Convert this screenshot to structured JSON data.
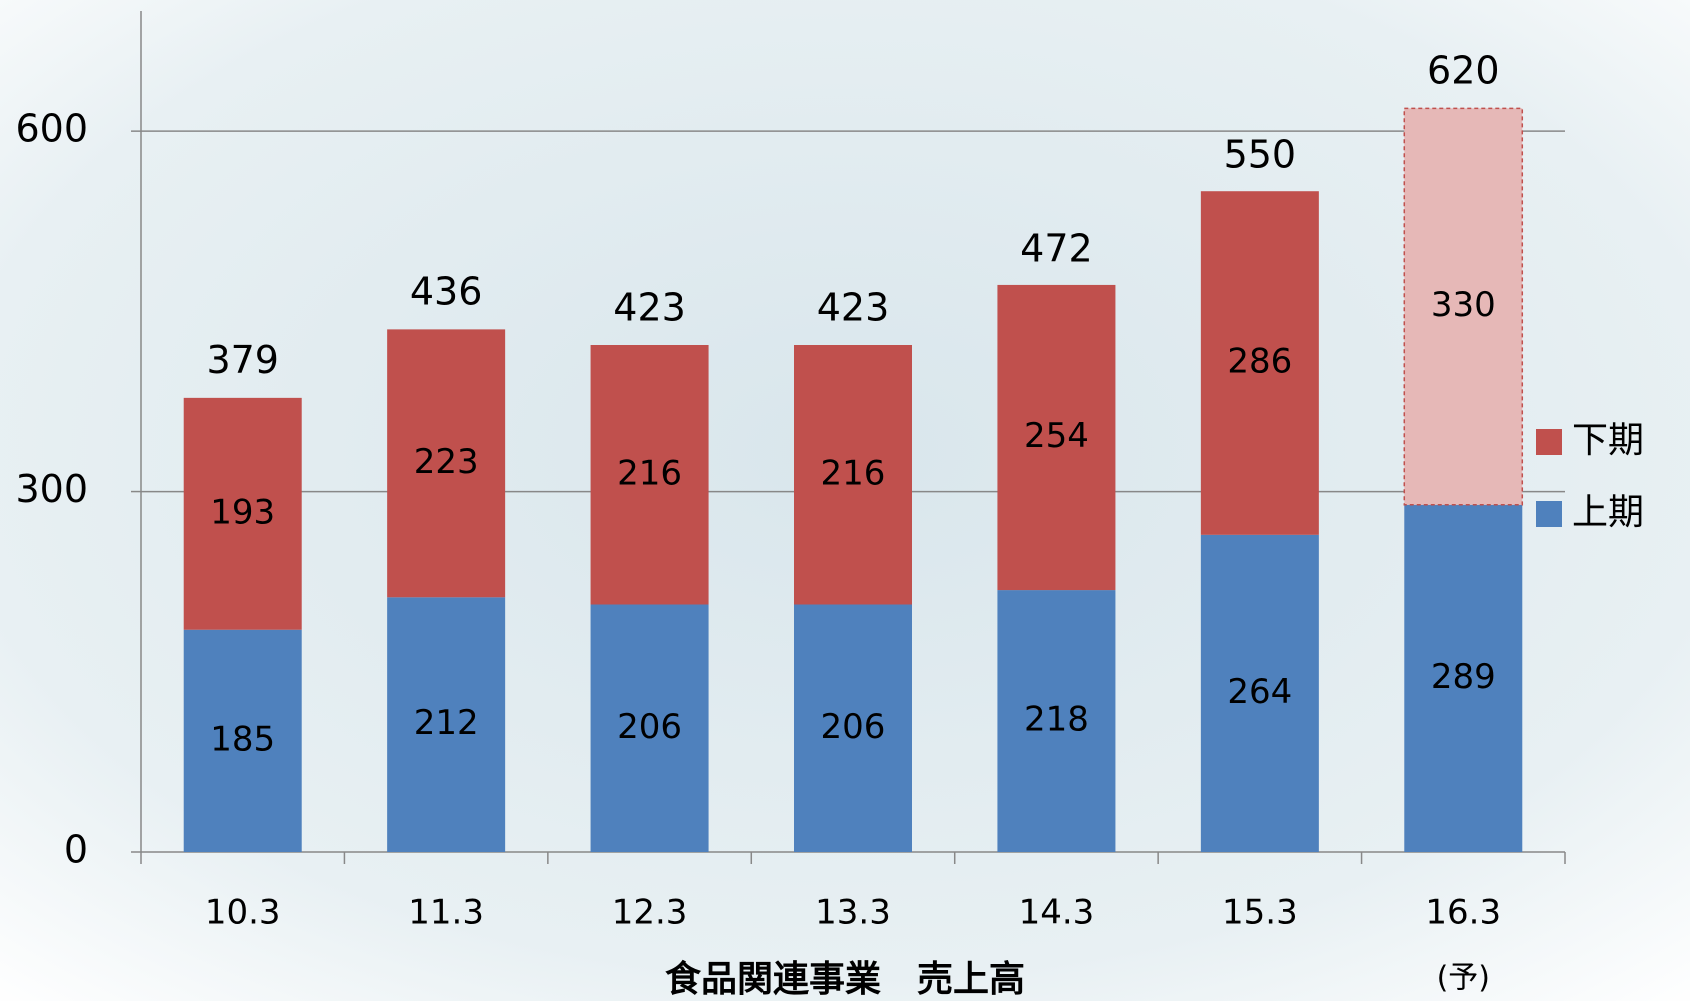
{
  "chart_data": {
    "type": "stacked_bar",
    "title": "食品関連事業　売上高",
    "categories": [
      "10.3",
      "11.3",
      "12.3",
      "13.3",
      "14.3",
      "15.3",
      "16.3"
    ],
    "category_notes": [
      null,
      null,
      null,
      null,
      null,
      null,
      "(予)"
    ],
    "series": [
      {
        "name": "上期",
        "color": "#4f81bd",
        "values": [
          185,
          212,
          206,
          206,
          218,
          264,
          289
        ]
      },
      {
        "name": "下期",
        "color": "#c0504d",
        "values": [
          193,
          223,
          216,
          216,
          254,
          286,
          330
        ],
        "colors": [
          "#c0504d",
          "#c0504d",
          "#c0504d",
          "#c0504d",
          "#c0504d",
          "#c0504d",
          "#e6b8b7"
        ]
      }
    ],
    "totals": [
      379,
      436,
      423,
      423,
      472,
      550,
      620
    ],
    "ylim": [
      0,
      700
    ],
    "yticks": [
      0,
      300,
      600
    ],
    "grid": true,
    "legend": "right"
  }
}
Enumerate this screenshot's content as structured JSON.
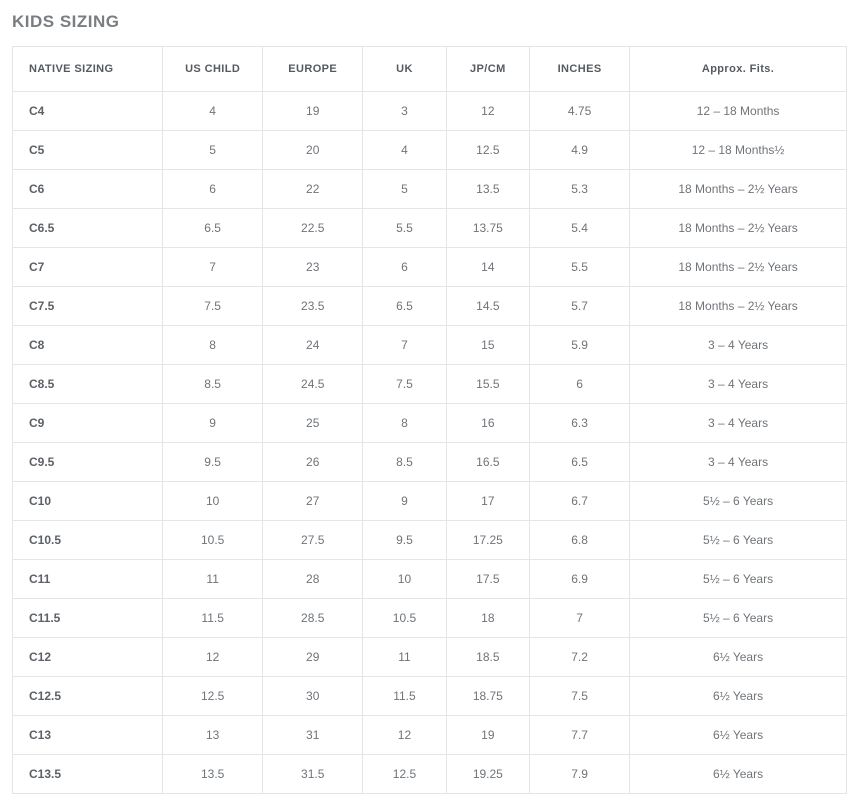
{
  "page": {
    "title": "KIDS SIZING"
  },
  "table": {
    "type": "table",
    "background_color": "#ffffff",
    "border_color": "#e5e5e5",
    "header_text_color": "#555a60",
    "cell_text_color": "#6f7479",
    "first_col_text_color": "#5c6168",
    "header_fontsize": 11,
    "cell_fontsize": 12,
    "columns": [
      {
        "label": "NATIVE SIZING",
        "align": "left",
        "width_pct": 18
      },
      {
        "label": "US CHILD",
        "align": "center",
        "width_pct": 12
      },
      {
        "label": "EUROPE",
        "align": "center",
        "width_pct": 12
      },
      {
        "label": "UK",
        "align": "center",
        "width_pct": 10
      },
      {
        "label": "JP/CM",
        "align": "center",
        "width_pct": 10
      },
      {
        "label": "INCHES",
        "align": "center",
        "width_pct": 12
      },
      {
        "label": "Approx. Fits.",
        "align": "center",
        "width_pct": 26
      }
    ],
    "rows": [
      [
        "C4",
        "4",
        "19",
        "3",
        "12",
        "4.75",
        "12 – 18 Months"
      ],
      [
        "C5",
        "5",
        "20",
        "4",
        "12.5",
        "4.9",
        "12 – 18 Months½"
      ],
      [
        "C6",
        "6",
        "22",
        "5",
        "13.5",
        "5.3",
        "18 Months – 2½ Years"
      ],
      [
        "C6.5",
        "6.5",
        "22.5",
        "5.5",
        "13.75",
        "5.4",
        "18 Months – 2½ Years"
      ],
      [
        "C7",
        "7",
        "23",
        "6",
        "14",
        "5.5",
        "18 Months – 2½ Years"
      ],
      [
        "C7.5",
        "7.5",
        "23.5",
        "6.5",
        "14.5",
        "5.7",
        "18 Months – 2½ Years"
      ],
      [
        "C8",
        "8",
        "24",
        "7",
        "15",
        "5.9",
        "3 – 4 Years"
      ],
      [
        "C8.5",
        "8.5",
        "24.5",
        "7.5",
        "15.5",
        "6",
        "3 – 4 Years"
      ],
      [
        "C9",
        "9",
        "25",
        "8",
        "16",
        "6.3",
        "3 – 4 Years"
      ],
      [
        "C9.5",
        "9.5",
        "26",
        "8.5",
        "16.5",
        "6.5",
        "3 – 4 Years"
      ],
      [
        "C10",
        "10",
        "27",
        "9",
        "17",
        "6.7",
        "5½ – 6 Years"
      ],
      [
        "C10.5",
        "10.5",
        "27.5",
        "9.5",
        "17.25",
        "6.8",
        "5½ – 6 Years"
      ],
      [
        "C11",
        "11",
        "28",
        "10",
        "17.5",
        "6.9",
        "5½ – 6 Years"
      ],
      [
        "C11.5",
        "11.5",
        "28.5",
        "10.5",
        "18",
        "7",
        "5½ – 6 Years"
      ],
      [
        "C12",
        "12",
        "29",
        "11",
        "18.5",
        "7.2",
        "6½ Years"
      ],
      [
        "C12.5",
        "12.5",
        "30",
        "11.5",
        "18.75",
        "7.5",
        "6½ Years"
      ],
      [
        "C13",
        "13",
        "31",
        "12",
        "19",
        "7.7",
        "6½ Years"
      ],
      [
        "C13.5",
        "13.5",
        "31.5",
        "12.5",
        "19.25",
        "7.9",
        "6½ Years"
      ]
    ]
  }
}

--- --- ---

EXERCISE GOAL: Nothing but the pictures may be dropped; output the records above exactly.

COMPLETED TASK:
Convert this screenshot to structured JSON data.
{
  "chart_data": {
    "type": "stacked_bar",
    "title": "食品関連事業　売上高",
    "categories": [
      "10.3",
      "11.3",
      "12.3",
      "13.3",
      "14.3",
      "15.3",
      "16.3"
    ],
    "category_notes": [
      null,
      null,
      null,
      null,
      null,
      null,
      "(予)"
    ],
    "series": [
      {
        "name": "上期",
        "color": "#4f81bd",
        "values": [
          185,
          212,
          206,
          206,
          218,
          264,
          289
        ]
      },
      {
        "name": "下期",
        "color": "#c0504d",
        "values": [
          193,
          223,
          216,
          216,
          254,
          286,
          330
        ],
        "colors": [
          "#c0504d",
          "#c0504d",
          "#c0504d",
          "#c0504d",
          "#c0504d",
          "#c0504d",
          "#e6b8b7"
        ]
      }
    ],
    "totals": [
      379,
      436,
      423,
      423,
      472,
      550,
      620
    ],
    "ylim": [
      0,
      700
    ],
    "yticks": [
      0,
      300,
      600
    ],
    "grid": true,
    "legend": "right"
  }
}
Enumerate this screenshot's content as structured JSON.
{
  "page": {
    "title": "KIDS SIZING"
  },
  "table": {
    "type": "table",
    "background_color": "#ffffff",
    "border_color": "#e5e5e5",
    "header_text_color": "#555a60",
    "cell_text_color": "#6f7479",
    "first_col_text_color": "#5c6168",
    "header_fontsize": 11,
    "cell_fontsize": 12,
    "columns": [
      {
        "label": "NATIVE SIZING",
        "align": "left",
        "width_pct": 18
      },
      {
        "label": "US CHILD",
        "align": "center",
        "width_pct": 12
      },
      {
        "label": "EUROPE",
        "align": "center",
        "width_pct": 12
      },
      {
        "label": "UK",
        "align": "center",
        "width_pct": 10
      },
      {
        "label": "JP/CM",
        "align": "center",
        "width_pct": 10
      },
      {
        "label": "INCHES",
        "align": "center",
        "width_pct": 12
      },
      {
        "label": "Approx. Fits.",
        "align": "center",
        "width_pct": 26
      }
    ],
    "rows": [
      [
        "C4",
        "4",
        "19",
        "3",
        "12",
        "4.75",
        "12 – 18 Months"
      ],
      [
        "C5",
        "5",
        "20",
        "4",
        "12.5",
        "4.9",
        "12 – 18 Months½"
      ],
      [
        "C6",
        "6",
        "22",
        "5",
        "13.5",
        "5.3",
        "18 Months – 2½ Years"
      ],
      [
        "C6.5",
        "6.5",
        "22.5",
        "5.5",
        "13.75",
        "5.4",
        "18 Months – 2½ Years"
      ],
      [
        "C7",
        "7",
        "23",
        "6",
        "14",
        "5.5",
        "18 Months – 2½ Years"
      ],
      [
        "C7.5",
        "7.5",
        "23.5",
        "6.5",
        "14.5",
        "5.7",
        "18 Months – 2½ Years"
      ],
      [
        "C8",
        "8",
        "24",
        "7",
        "15",
        "5.9",
        "3 – 4 Years"
      ],
      [
        "C8.5",
        "8.5",
        "24.5",
        "7.5",
        "15.5",
        "6",
        "3 – 4 Years"
      ],
      [
        "C9",
        "9",
        "25",
        "8",
        "16",
        "6.3",
        "3 – 4 Years"
      ],
      [
        "C9.5",
        "9.5",
        "26",
        "8.5",
        "16.5",
        "6.5",
        "3 – 4 Years"
      ],
      [
        "C10",
        "10",
        "27",
        "9",
        "17",
        "6.7",
        "5½ – 6 Years"
      ],
      [
        "C10.5",
        "10.5",
        "27.5",
        "9.5",
        "17.25",
        "6.8",
        "5½ – 6 Years"
      ],
      [
        "C11",
        "11",
        "28",
        "10",
        "17.5",
        "6.9",
        "5½ – 6 Years"
      ],
      [
        "C11.5",
        "11.5",
        "28.5",
        "10.5",
        "18",
        "7",
        "5½ – 6 Years"
      ],
      [
        "C12",
        "12",
        "29",
        "11",
        "18.5",
        "7.2",
        "6½ Years"
      ],
      [
        "C12.5",
        "12.5",
        "30",
        "11.5",
        "18.75",
        "7.5",
        "6½ Years"
      ],
      [
        "C13",
        "13",
        "31",
        "12",
        "19",
        "7.7",
        "6½ Years"
      ],
      [
        "C13.5",
        "13.5",
        "31.5",
        "12.5",
        "19.25",
        "7.9",
        "6½ Years"
      ]
    ]
  }
}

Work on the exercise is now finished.